:: Exercise materials

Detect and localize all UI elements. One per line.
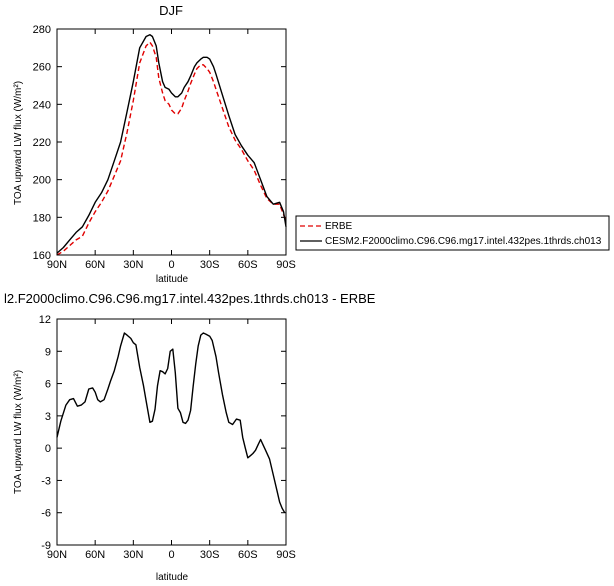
bottom-y-tick-label: -9: [41, 540, 51, 552]
bottom-y-axis-title: TOA upward LW flux (W/m²): [13, 370, 24, 494]
bottom-y-tick-label: 9: [45, 346, 51, 358]
top-y-tick-label: 160: [33, 250, 51, 262]
bottom-x-tick-label: 30N: [123, 549, 143, 561]
top-series-line-cesm2: [56, 34, 287, 254]
top-y-axis-title: TOA upward LW flux (W/m²): [13, 81, 24, 205]
legend-label-erbe: ERBE: [325, 221, 353, 232]
top-series-line-erbe: [56, 41, 287, 256]
top-ticks: 160 180 200 220 240 260 280 90N 60N 30N 0 30S 60S 90S: [33, 24, 296, 271]
top-y-tick-label: 220: [33, 137, 51, 149]
top-y-tick-label: 240: [33, 99, 51, 111]
top-panel-title: DJF: [159, 3, 183, 18]
bottom-panel-title: l2.F2000climo.C96.C96.mg17.intel.432pes.…: [4, 291, 376, 306]
bottom-x-tick-label: 60S: [238, 549, 258, 561]
top-y-tick-label: 180: [33, 212, 51, 224]
top-x-tick-label: 0: [168, 259, 174, 271]
bottom-y-tick-label: -3: [41, 475, 51, 487]
bottom-plot-frame: [56, 318, 287, 546]
bottom-series-line-difference: [56, 332, 286, 514]
bottom-x-tick-label: 90N: [47, 549, 67, 561]
top-plot-frame: [56, 28, 287, 256]
top-x-tick-label: 90S: [276, 259, 296, 271]
bottom-y-tick-label: 3: [45, 411, 51, 423]
bottom-x-tick-label: 60N: [85, 549, 105, 561]
bottom-x-tick-label: 30S: [200, 549, 220, 561]
top-x-tick-label: 60S: [238, 259, 258, 271]
top-x-tick-label: 60N: [85, 259, 105, 271]
bottom-y-tick-label: 0: [45, 443, 51, 455]
bottom-x-tick-label: 90S: [276, 549, 296, 561]
bottom-series-layer: [56, 332, 286, 514]
bottom-y-tick-label: -6: [41, 508, 51, 520]
legend-label-cesm2: CESM2.F2000climo.C96.C96.mg17.intel.432p…: [325, 236, 602, 247]
bottom-y-tick-label: 12: [39, 314, 51, 326]
top-panel: DJF TOA upward LW flux (W/m²) latitude 1…: [13, 3, 296, 285]
top-x-tick-label: 30N: [123, 259, 143, 271]
top-y-tick-label: 260: [33, 62, 51, 74]
bottom-panel: l2.F2000climo.C96.C96.mg17.intel.432pes.…: [4, 291, 376, 583]
bottom-x-axis-title: latitude: [156, 572, 189, 583]
bottom-x-tick-label: 0: [168, 549, 174, 561]
top-y-tick-label: 200: [33, 175, 51, 187]
top-x-tick-label: 90N: [47, 259, 67, 271]
legend-box: [295, 215, 610, 251]
bottom-y-tick-label: 6: [45, 379, 51, 391]
top-series-layer: [56, 34, 287, 256]
legend: ERBE CESM2.F2000climo.C96.C96.mg17.intel…: [295, 215, 610, 251]
top-y-tick-label: 280: [33, 24, 51, 36]
bottom-ticks: -9 -6 -3 0 3 6 9 12 90N 60N 30N 0 30S 60S 90S: [39, 314, 296, 561]
top-x-axis-title: latitude: [156, 274, 189, 285]
top-x-tick-label: 30S: [200, 259, 220, 271]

::::

* _Objective_
Write out everything from the row containing "bottom-y-tick-label: -9: [41, 540, 51, 552]" down to the row containing "bottom-x-tick-label: 30N: [123, 549, 143, 561]" again, changing "TOA upward LW flux" to "top-of-atmosphere outgoing longwave flux" and leaving the rest as it is.

* _Worked answer_
bottom-y-tick-label: -9: [41, 540, 51, 552]
bottom-y-axis-title: top-of-atmosphere outgoing longwave flux (W/m²): [13, 370, 24, 494]
bottom-y-tick-label: 9: [45, 346, 51, 358]
top-y-tick-label: 160: [33, 250, 51, 262]
bottom-x-tick-label: 30N: [123, 549, 143, 561]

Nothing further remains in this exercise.